* Task requirements *
A. In the forum thread, what condition does DNL2448 attach to sending Tag to Loisiana?
B. In the forum thread, rewrite the paragraph beginning "I can take a few here!" more briefly, keeping its main facts.

* Extracted text *
Hey , I think Fishie needs to get add OTCH to his alphabet soup!...
Where does Titan go??? I was going to claim Jessica because we need just a few more leg in agility for a VCD2....Crapola..


----------



## Loisiana (Jul 29, 2009)

Titan1 said:


> Hey , I think Fishie needs to get add OTCH to his alphabet soup!...
> Where does Titan go??? I was going to claim Jessica because we need just a few more leg in agility for a VCD2....Crapola..


Send him to Beth, she can do something with him.


----------



## DNL2448 (Feb 13, 2009)

Don't feel bad, in Anney's plan, I am totally left out in the cold. :no:


----------



## Loisiana (Jul 29, 2009)

You can send Tag here, I seem to be very gifted at teaching young animals the ins and outs of being naughty.


----------



## DNL2448 (Feb 13, 2009)

Loisiana said:


> You can send Tag here, I seem to be very gifted at teaching young animals the ins and outs of being naughty.


Deal, but we'll have to have some kind of contract that you won't neuter him!


----------



## Titan1 (Jan 19, 2010)

Omg... We know what Flip is like.. I am already afraid of the naughty things you will teach him in December.. Laura.. you can send a certain little girl we know here...ROFL!


----------



## sammydog (Aug 23, 2008)

I can take a few here!  I would just need to explain to the hubby why the house is full of Goldens who need to learn agility! :bowl:


----------



## Stretchdrive (Mar 12, 2011)

I think a pendant with an actual picture of the dog with the four letters would be the most special.


----------

* Records *

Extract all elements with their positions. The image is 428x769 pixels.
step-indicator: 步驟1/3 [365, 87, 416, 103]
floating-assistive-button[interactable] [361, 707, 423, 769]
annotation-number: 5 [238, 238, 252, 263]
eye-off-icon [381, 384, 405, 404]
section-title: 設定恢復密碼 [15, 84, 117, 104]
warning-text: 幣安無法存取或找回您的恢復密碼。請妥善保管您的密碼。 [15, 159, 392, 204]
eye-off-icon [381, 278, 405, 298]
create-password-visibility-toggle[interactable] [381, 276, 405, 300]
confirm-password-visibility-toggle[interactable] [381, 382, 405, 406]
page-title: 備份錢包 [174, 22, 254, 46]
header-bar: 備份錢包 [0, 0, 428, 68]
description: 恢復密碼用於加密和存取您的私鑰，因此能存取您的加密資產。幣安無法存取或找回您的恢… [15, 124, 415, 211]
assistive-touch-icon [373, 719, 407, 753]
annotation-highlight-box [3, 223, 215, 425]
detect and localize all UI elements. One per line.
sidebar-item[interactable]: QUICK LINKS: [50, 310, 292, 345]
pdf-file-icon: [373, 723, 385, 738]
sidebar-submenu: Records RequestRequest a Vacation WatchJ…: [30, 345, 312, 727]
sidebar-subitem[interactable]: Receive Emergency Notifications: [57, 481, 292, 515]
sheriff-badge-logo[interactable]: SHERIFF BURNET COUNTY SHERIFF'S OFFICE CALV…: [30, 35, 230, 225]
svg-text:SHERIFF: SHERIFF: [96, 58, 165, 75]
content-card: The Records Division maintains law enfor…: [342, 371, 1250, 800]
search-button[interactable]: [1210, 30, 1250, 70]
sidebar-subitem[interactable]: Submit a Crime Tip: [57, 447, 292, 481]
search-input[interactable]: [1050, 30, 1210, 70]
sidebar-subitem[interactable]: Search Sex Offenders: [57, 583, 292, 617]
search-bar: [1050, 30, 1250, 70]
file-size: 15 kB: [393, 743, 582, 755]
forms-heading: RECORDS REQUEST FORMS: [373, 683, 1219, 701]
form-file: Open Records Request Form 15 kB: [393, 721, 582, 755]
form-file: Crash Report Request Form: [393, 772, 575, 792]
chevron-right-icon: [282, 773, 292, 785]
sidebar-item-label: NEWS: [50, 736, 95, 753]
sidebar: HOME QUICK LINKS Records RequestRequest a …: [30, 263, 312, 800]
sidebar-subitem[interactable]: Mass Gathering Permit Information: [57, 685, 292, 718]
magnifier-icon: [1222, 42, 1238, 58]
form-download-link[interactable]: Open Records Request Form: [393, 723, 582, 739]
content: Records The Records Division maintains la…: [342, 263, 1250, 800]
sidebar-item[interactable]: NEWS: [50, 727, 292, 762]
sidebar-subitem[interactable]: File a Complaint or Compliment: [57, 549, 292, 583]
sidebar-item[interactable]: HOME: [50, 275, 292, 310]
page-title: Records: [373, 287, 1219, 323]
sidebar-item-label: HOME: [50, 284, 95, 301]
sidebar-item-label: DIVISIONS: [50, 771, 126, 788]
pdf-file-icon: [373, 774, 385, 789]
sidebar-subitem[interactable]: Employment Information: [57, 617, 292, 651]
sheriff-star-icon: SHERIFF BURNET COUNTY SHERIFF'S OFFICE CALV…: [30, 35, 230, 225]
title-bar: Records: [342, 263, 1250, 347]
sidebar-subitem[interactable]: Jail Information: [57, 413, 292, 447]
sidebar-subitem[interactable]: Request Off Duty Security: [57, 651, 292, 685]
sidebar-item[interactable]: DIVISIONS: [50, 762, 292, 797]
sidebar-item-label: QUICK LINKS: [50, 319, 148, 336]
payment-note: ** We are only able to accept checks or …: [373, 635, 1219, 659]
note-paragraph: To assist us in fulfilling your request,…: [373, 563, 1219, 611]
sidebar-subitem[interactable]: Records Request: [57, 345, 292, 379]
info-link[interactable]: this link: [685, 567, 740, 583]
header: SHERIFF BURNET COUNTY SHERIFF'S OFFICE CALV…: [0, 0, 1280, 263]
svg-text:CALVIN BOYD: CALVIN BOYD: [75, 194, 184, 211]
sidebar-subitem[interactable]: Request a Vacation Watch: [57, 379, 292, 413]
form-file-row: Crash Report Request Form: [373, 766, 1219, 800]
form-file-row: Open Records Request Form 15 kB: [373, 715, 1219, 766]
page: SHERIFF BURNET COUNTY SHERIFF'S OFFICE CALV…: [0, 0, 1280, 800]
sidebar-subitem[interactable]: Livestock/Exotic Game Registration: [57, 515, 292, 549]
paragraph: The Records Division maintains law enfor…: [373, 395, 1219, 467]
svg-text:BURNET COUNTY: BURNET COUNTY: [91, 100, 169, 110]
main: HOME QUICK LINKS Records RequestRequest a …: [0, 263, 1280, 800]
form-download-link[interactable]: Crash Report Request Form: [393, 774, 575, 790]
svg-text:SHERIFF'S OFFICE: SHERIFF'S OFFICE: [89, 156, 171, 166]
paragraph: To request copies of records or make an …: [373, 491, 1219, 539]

* Task solutions *
A. There must be a contract saying Loisiana won't neuter him.

B. The poster can take a few dogs but would have to explain to the hubby why the house is full of Goldens learning agility.